• _Set task_
Continue the column on debugging MPI programs in parallel, picking up right after its final sentence.

• _Selected excerpt_
★ ★ ★ ★

MPI: Debugging in Parallel (in Parallel)

Published on Thursday, 30 March 2006 14:00
Written by Jeff Squyres
Hits: 7573

Multi-legged bugs are the best

This spake the master programmer: "Though a program be but three lines long, someday it will have to be maintained." While you ponder this thought have a look at some MPI debugging examples in the second part of our MPI debugging column.

The Story So Far

In the last installment of MPI Monkey we started discussing the cold, hard reality of high performance computing: debugging in parallel. Like Weird Uncle Joe, no one wants to talk about it (every family has a Weird Uncle Joe). All the same kinds of nasty bugs that can happen in serial applications can also happen in parallel environments - magnified many times because they can happen in any process in a parallel job. Even worse, bugs can be the result of complex interaction between processes and possibly occur in separate processes simultaneously. Simply put: parallel bugs typically span multiple processes. The analysis of a single core file or subroutine may not yield the root causes behind a bug.

But to repeat myself from last month: fear not. For every bug, there is a reason. For every reason, there is a bug fix. Using the right tools, you can spin a web to catch bugs.

Last month we briefly discussed four parallel debugging techniques:

The last one - parallel debuggers - extend the traditional serial debugger concept by encompassing all the processes in a parallel job under a single debugging session. A variety of commercial parallel debuggers are available. This column is not an advertisement, so I won't be displaying screen shots or reviewing the functionality of these products - you can visit their web sites and see the material for yourself. But suffice it to say: I strongly recommend the use of a parallel debugger (See the Resources Sidebar).

That being said, most of us don't have access to parallel debuggers, so this month we'll concentrate more on the common-man approach to parallel debugging.

Debugging A Classic MPI Mistake

As mentioned several times previously in this column, the following is a fairly common MPI programming mistake when exchanging messages between a pair of processes:

Listing 1: Classic MPI Mistake
1 MPI_Comm_size(comm, &size);
2 MPI_Comm_rank(comm, &rank);
3 if (2 == size) {
4     peer = 1 - rank;
5     MPI_Send(sbuf, ..., peer, comm);
6     MPI_Recv(rbuf, ..., peer, comm, &status);
7 }

An MPI implementation may perform the send on line 5 "in the background," but is also allowed to block. Many MPI implementations will implicitly buffer messages up to a certain size before blocking; if the message sent on line 5 is less than N bytes, the send will return more-or-less immediately (regardless of whether the message has actually transferred to the receiver or not). But once the message is larger than N bytes, the implementation may block in a rendezvous protocol while waiting for the target to post a matching receive. In this case, the code above will deadlock.

★ ★ ★ ★

• _Material provided_
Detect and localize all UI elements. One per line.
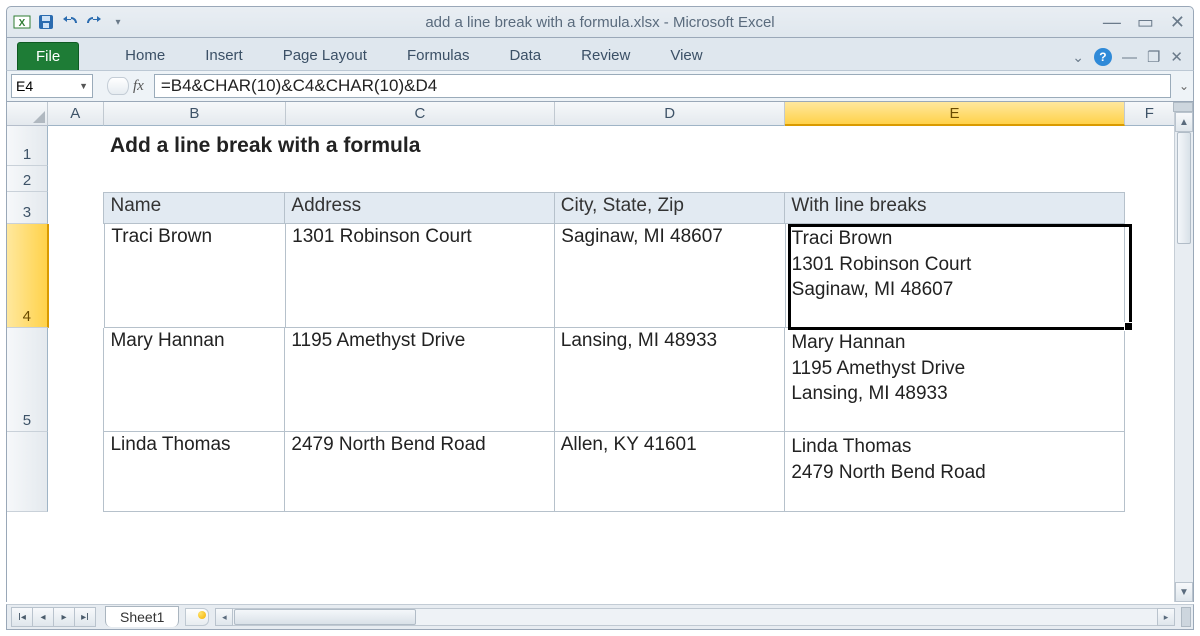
cell-C3[interactable]: Address [285,192,554,224]
cancel-formula-icon[interactable] [107,77,129,95]
fx-icon[interactable]: fx [133,78,144,95]
sheet-tab-sheet1[interactable]: Sheet1 [105,606,179,627]
cell-E3[interactable]: With line breaks [785,192,1125,224]
col-header-D[interactable]: D [555,102,785,126]
title-bar: X ▾ add a line break with a formula.xlsx… [6,6,1194,38]
horizontal-scroll-thumb[interactable] [234,609,416,625]
cell-B3[interactable]: Name [103,192,285,224]
row-header-1[interactable]: 1 [7,126,48,166]
window-title: add a line break with a formula.xlsx - M… [7,14,1193,31]
help-icon[interactable]: ? [1094,48,1112,66]
scroll-down-icon[interactable]: ▼ [1175,582,1193,602]
tab-insert[interactable]: Insert [185,41,263,70]
workbook-minimize-icon[interactable]: ― [1122,49,1137,66]
sheet-nav-first-icon[interactable]: I◂ [11,607,33,627]
cell-F4[interactable] [1125,224,1175,328]
cell-B4[interactable]: Traci Brown [104,224,286,328]
file-tab[interactable]: File [17,42,79,70]
row-header-5[interactable]: 5 [7,328,48,432]
row-header-6[interactable] [7,432,48,512]
maximize-icon[interactable]: ▭ [1137,12,1154,33]
cell-C5[interactable]: 1195 Amethyst Drive [285,328,554,432]
cell-B1[interactable]: Add a line break with a formula [104,126,1132,166]
col-header-B[interactable]: B [104,102,286,126]
workbook-restore-icon[interactable]: ❐ [1147,48,1160,66]
tab-home[interactable]: Home [105,41,185,70]
row-header-3[interactable]: 3 [7,192,48,224]
cell-D6[interactable]: Allen, KY 41601 [555,432,786,512]
minimize-icon[interactable]: ― [1103,12,1121,33]
col-header-F[interactable]: F [1125,102,1175,126]
cell-C6[interactable]: 2479 North Bend Road [285,432,554,512]
tab-review[interactable]: Review [561,41,650,70]
close-icon[interactable]: ✕ [1170,12,1185,33]
cell-F3[interactable] [1125,192,1175,224]
cell-C4[interactable]: 1301 Robinson Court [286,224,555,328]
tab-formulas[interactable]: Formulas [387,41,490,70]
formula-bar[interactable]: =B4&CHAR(10)&C4&CHAR(10)&D4 [154,74,1171,98]
cell-D3[interactable]: City, State, Zip [555,192,786,224]
worksheet: A B C D E F 1 Add a line break with a fo… [6,102,1194,602]
cell-E5[interactable]: Mary Hannan 1195 Amethyst Drive Lansing,… [785,328,1125,432]
tab-page-layout[interactable]: Page Layout [263,41,387,70]
sheet-bar: I◂ ◂ ▸ ▸I Sheet1 ◂ ▸ [6,604,1194,630]
row-header-2[interactable]: 2 [7,166,48,192]
excel-icon: X [13,13,31,31]
vertical-split-handle[interactable] [1173,102,1193,112]
horizontal-scrollbar[interactable]: ◂ ▸ [215,608,1175,626]
cell-A6[interactable] [48,432,104,512]
formula-bar-expand-icon[interactable]: ⌄ [1175,79,1193,93]
workbook-close-icon[interactable]: ✕ [1170,48,1183,66]
cell-D5[interactable]: Lansing, MI 48933 [555,328,786,432]
scroll-left-icon[interactable]: ◂ [215,608,233,626]
cell-A5[interactable] [48,328,104,432]
sheet-nav-last-icon[interactable]: ▸I [74,607,96,627]
col-header-E[interactable]: E [785,102,1124,126]
name-box-value: E4 [16,78,33,94]
cell-A3[interactable] [48,192,104,224]
cell-D4[interactable]: Saginaw, MI 48607 [555,224,785,328]
sheet-nav-next-icon[interactable]: ▸ [53,607,75,627]
cell-B2[interactable] [104,166,1132,192]
undo-icon[interactable] [61,13,79,31]
cell-A4[interactable] [49,224,105,328]
ribbon: File Home Insert Page Layout Formulas Da… [6,38,1194,70]
formula-text: =B4&CHAR(10)&C4&CHAR(10)&D4 [161,76,437,96]
ribbon-minimize-icon[interactable]: ⌄ [1072,49,1084,66]
vertical-scrollbar[interactable]: ▲ ▼ [1174,112,1193,602]
scroll-right-icon[interactable]: ▸ [1157,608,1175,626]
scroll-up-icon[interactable]: ▲ [1175,112,1193,132]
cell-F6[interactable] [1125,432,1175,512]
new-sheet-icon[interactable] [185,608,209,626]
vertical-scroll-thumb[interactable] [1177,132,1191,244]
cell-A1[interactable] [48,126,104,166]
svg-text:X: X [19,18,26,29]
qat-customize-icon[interactable]: ▾ [109,13,127,31]
col-header-A[interactable]: A [48,102,104,126]
sheet-nav-prev-icon[interactable]: ◂ [32,607,54,627]
row-header-4[interactable]: 4 [7,224,49,328]
cell-A2[interactable] [48,166,104,192]
select-all-corner[interactable] [7,102,48,126]
cell-E4[interactable]: Traci Brown 1301 Robinson Court Saginaw,… [786,224,1126,328]
horizontal-split-handle[interactable] [1181,607,1191,627]
cell-E6[interactable]: Linda Thomas 2479 North Bend Road [785,432,1125,512]
cell-B6[interactable]: Linda Thomas [103,432,285,512]
tab-view[interactable]: View [650,41,722,70]
col-header-C[interactable]: C [286,102,555,126]
save-icon[interactable] [37,13,55,31]
redo-icon[interactable] [85,13,103,31]
formula-bar-row: E4 ▼ fx =B4&CHAR(10)&C4&CHAR(10)&D4 ⌄ [6,70,1194,102]
name-box-dropdown-icon[interactable]: ▼ [79,81,88,91]
cell-B5[interactable]: Mary Hannan [103,328,285,432]
cell-F5[interactable] [1125,328,1175,432]
column-headers: A B C D E F [7,102,1175,126]
name-box[interactable]: E4 ▼ [11,74,93,98]
tab-data[interactable]: Data [489,41,561,70]
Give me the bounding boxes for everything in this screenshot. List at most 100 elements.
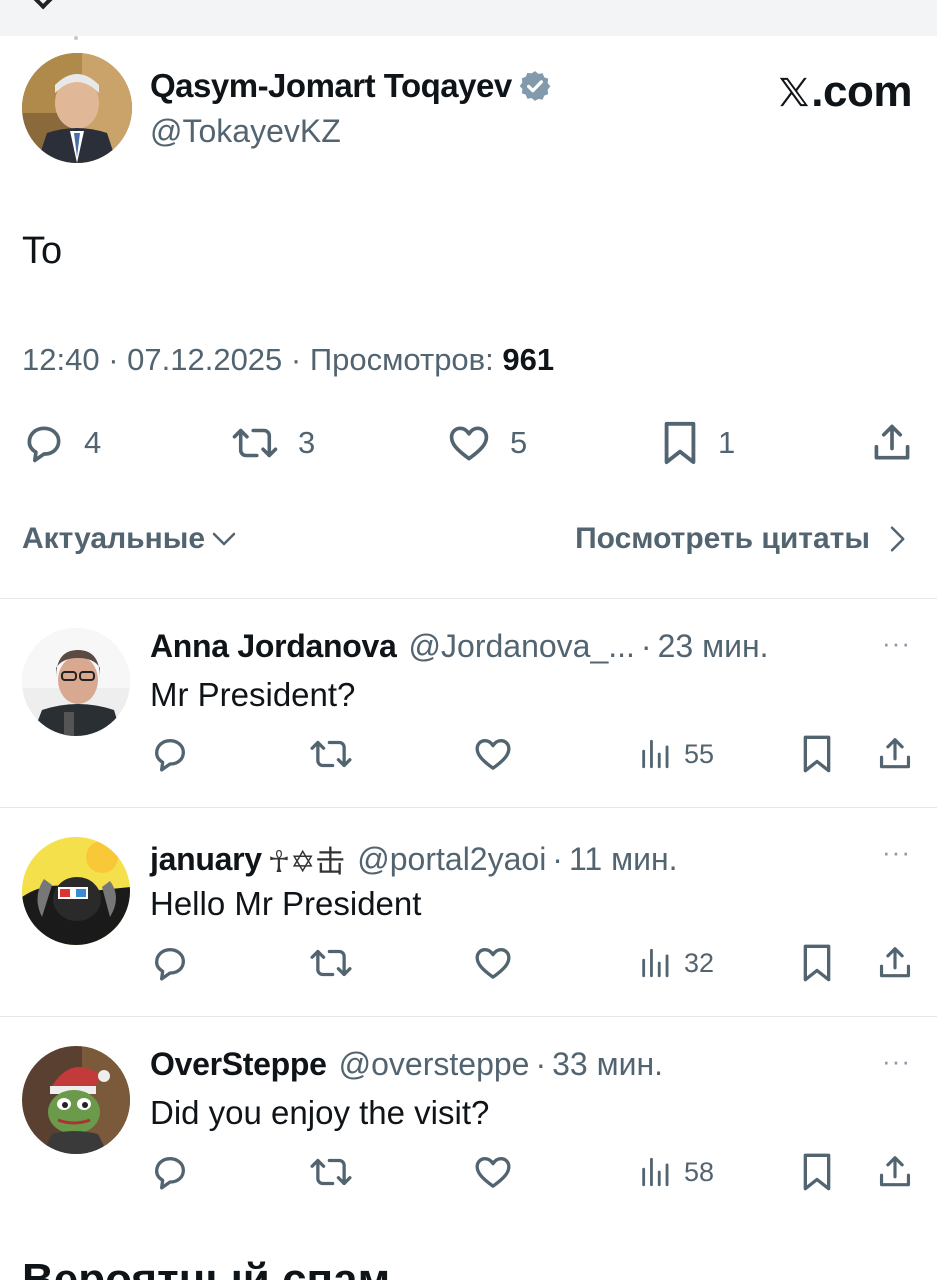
- reply-author-handle[interactable]: @Jordanova_...: [409, 628, 635, 665]
- reply-text: Mr President?: [150, 676, 356, 713]
- name-emoji: ☥✡击: [267, 846, 346, 879]
- views-icon: [642, 948, 669, 978]
- bookmark-icon: [664, 421, 696, 465]
- reply-avatar[interactable]: [22, 1046, 130, 1154]
- scroll-dot: [74, 36, 78, 40]
- more-icon[interactable]: ···: [882, 1046, 911, 1077]
- header-separator: ·: [552, 840, 563, 877]
- reply-author-name[interactable]: january: [150, 841, 262, 878]
- bookmark-count: 1: [718, 425, 736, 460]
- bookmark-button[interactable]: [800, 1152, 834, 1192]
- reply-text: Did you enjoy the visit?: [150, 1094, 490, 1131]
- repost-count: 3: [298, 425, 316, 460]
- spam-section-title[interactable]: Вероятный спам: [22, 1255, 390, 1280]
- views-icon: [642, 739, 669, 769]
- views-button[interactable]: 55: [638, 734, 714, 774]
- tweet-time[interactable]: 12:40: [22, 342, 100, 377]
- author-name[interactable]: Qasym-Jomart Toqayev: [150, 67, 552, 105]
- back-chevron-icon[interactable]: [27, 0, 55, 10]
- share-button[interactable]: [876, 1152, 914, 1192]
- reply-avatar[interactable]: [22, 628, 130, 736]
- reply-item[interactable]: january ☥✡击 @portal2yaoi · 11 мин. ··· H…: [0, 809, 937, 1017]
- views-label: Просмотров:: [309, 342, 494, 377]
- bookmark-icon: [803, 944, 831, 982]
- reply-button[interactable]: 4: [22, 418, 101, 468]
- share-button[interactable]: [870, 418, 914, 468]
- top-bar: [0, 0, 937, 36]
- share-icon: [879, 947, 911, 978]
- reply-button[interactable]: [150, 943, 190, 983]
- share-button[interactable]: [876, 734, 914, 774]
- views-button[interactable]: 32: [638, 943, 714, 983]
- views-count: 58: [684, 1156, 715, 1187]
- header-separator: ·: [535, 1046, 547, 1082]
- repost-button[interactable]: 3: [230, 418, 315, 468]
- views-button[interactable]: 58: [638, 1152, 714, 1192]
- share-icon: [879, 738, 911, 769]
- repost-button[interactable]: [308, 734, 354, 774]
- views-count[interactable]: 961: [502, 342, 554, 377]
- reply-author-name[interactable]: OverSteppe: [150, 1046, 327, 1083]
- site-label: .com: [811, 67, 912, 116]
- reply-text: Hello Mr President: [150, 885, 422, 922]
- like-button[interactable]: [473, 734, 513, 774]
- reply-author-handle[interactable]: @portal2yaoi: [357, 841, 546, 878]
- reply-author-name[interactable]: Anna Jordanova: [150, 628, 397, 665]
- author-avatar[interactable]: [22, 53, 132, 163]
- meta-separator: ·: [108, 342, 128, 377]
- more-icon[interactable]: ···: [882, 837, 911, 868]
- like-button[interactable]: 5: [446, 418, 527, 468]
- repost-icon: [310, 1158, 352, 1186]
- share-icon: [879, 1156, 911, 1187]
- bookmark-button[interactable]: [800, 943, 834, 983]
- views-icon: [642, 1157, 669, 1187]
- reply-time[interactable]: 33 мин.: [552, 1046, 663, 1083]
- reply-time[interactable]: 23 мин.: [658, 628, 769, 665]
- tweet-author-header: Qasym-Jomart Toqayev @TokayevKZ .com: [22, 53, 912, 165]
- share-button[interactable]: [876, 943, 914, 983]
- views-count: 32: [684, 947, 715, 978]
- reply-icon: [27, 426, 61, 463]
- bookmark-icon: [803, 1153, 831, 1191]
- reply-author-handle[interactable]: @oversteppe: [339, 1046, 530, 1083]
- share-icon: [874, 424, 910, 460]
- view-quotes-link[interactable]: Посмотреть цитаты: [575, 522, 912, 556]
- reply-icon: [155, 948, 185, 981]
- reply-button[interactable]: [150, 734, 190, 774]
- reply-action-bar: 32: [150, 943, 920, 983]
- like-icon: [475, 948, 511, 979]
- author-name-text: Qasym-Jomart Toqayev: [150, 67, 512, 104]
- reply-action-bar: 58: [150, 1152, 920, 1192]
- bookmark-button[interactable]: [800, 734, 834, 774]
- reply-icon: [155, 1157, 185, 1190]
- repost-button[interactable]: [308, 943, 354, 983]
- like-icon: [475, 739, 511, 770]
- view-quotes-label: Посмотреть цитаты: [575, 522, 870, 555]
- reply-header: Anna Jordanova @Jordanova_... · 23 мин.: [150, 628, 769, 665]
- repost-icon: [310, 740, 352, 768]
- sort-label: Актуальные: [22, 522, 206, 555]
- reply-button[interactable]: [150, 1152, 190, 1192]
- tweet-date[interactable]: 07.12.2025: [127, 342, 282, 377]
- author-handle[interactable]: @TokayevKZ: [150, 113, 341, 150]
- header-separator: ·: [640, 628, 652, 664]
- replies-filter-bar: Актуальные Посмотреть цитаты: [22, 522, 912, 562]
- reply-avatar[interactable]: [22, 837, 130, 945]
- sort-dropdown[interactable]: Актуальные: [22, 522, 239, 556]
- more-icon[interactable]: ···: [882, 628, 911, 659]
- reply-action-bar: 55: [150, 734, 920, 774]
- tweet-meta: 12:40 · 07.12.2025 · Просмотров: 961: [22, 342, 554, 378]
- bookmark-icon: [803, 735, 831, 773]
- x-logo-icon: [780, 77, 809, 107]
- like-icon: [475, 1157, 511, 1188]
- repost-button[interactable]: [308, 1152, 354, 1192]
- bookmark-button[interactable]: 1: [660, 418, 735, 468]
- like-button[interactable]: [473, 1152, 513, 1192]
- reply-item[interactable]: Anna Jordanova @Jordanova_... · 23 мин. …: [0, 600, 937, 808]
- tweet-action-bar: 4 3 5 1: [20, 418, 917, 468]
- reply-item[interactable]: OverSteppe @oversteppe · 33 мин. ··· Did…: [0, 1018, 937, 1226]
- like-button[interactable]: [473, 943, 513, 983]
- reply-header: january ☥✡击 @portal2yaoi · 11 мин.: [150, 837, 678, 881]
- like-count: 5: [510, 425, 528, 460]
- reply-time[interactable]: 11 мин.: [569, 841, 678, 878]
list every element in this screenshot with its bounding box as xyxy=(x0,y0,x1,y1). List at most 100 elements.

★ ★ ★ ★

• _The reply_
The solution is simple: have one process execute a send followed by a receive; have the other execute a receive followed by a send. But the problem is still the same: this error may be buried in many thousands (or millions) of lines of code. Assuming that the messages are large enough to force the MPI implementation to block, how would one find this problem in the first place?

Depending on the logic of the overall application, a binary search with printf-style debugging can probably [eventually] locate the bug in some finite amount of time. In the final iterations of the search, inserting printf statements before and after the MPI_SEND would likely positively identify the problem (i.e., the first printf message would be displayed, but the second would not).

The same result, however, can be obtained in far less time by using a debugger. printf-style debugging, by definition, is trial-and-error - think of it as searching for the location of the bug, as compared to a debugger which (at least in this case) can directly query "where is the bug?"

Launching a serial debugger in parallel, for example:

Figure 1: Launching a serial debugger in parallel
$ mpirun -np 2 xterm -e gdb my_mpi_application

will launch 2 xterms, each running a GNU debugger (gdb) with your MPI application loaded. In this case, you can run the application in both gdb instances and when it deadlocks, hit control-C. The debugger will show that both processes are stuck in the MPI_SEND on line 5. There is no guesswork involved.

Note that this example assumes that your MPI implementation allows X applications to be run in parallel. This task is easy if you are running on a single node (in which case X authentication is usually automagically handled), or, if running on multiple nodes, either X authentication is either disabled or setup such that X credentials are passed properly. Consult your MPI implementations documentation for more details - not all MPI implementations support this feature.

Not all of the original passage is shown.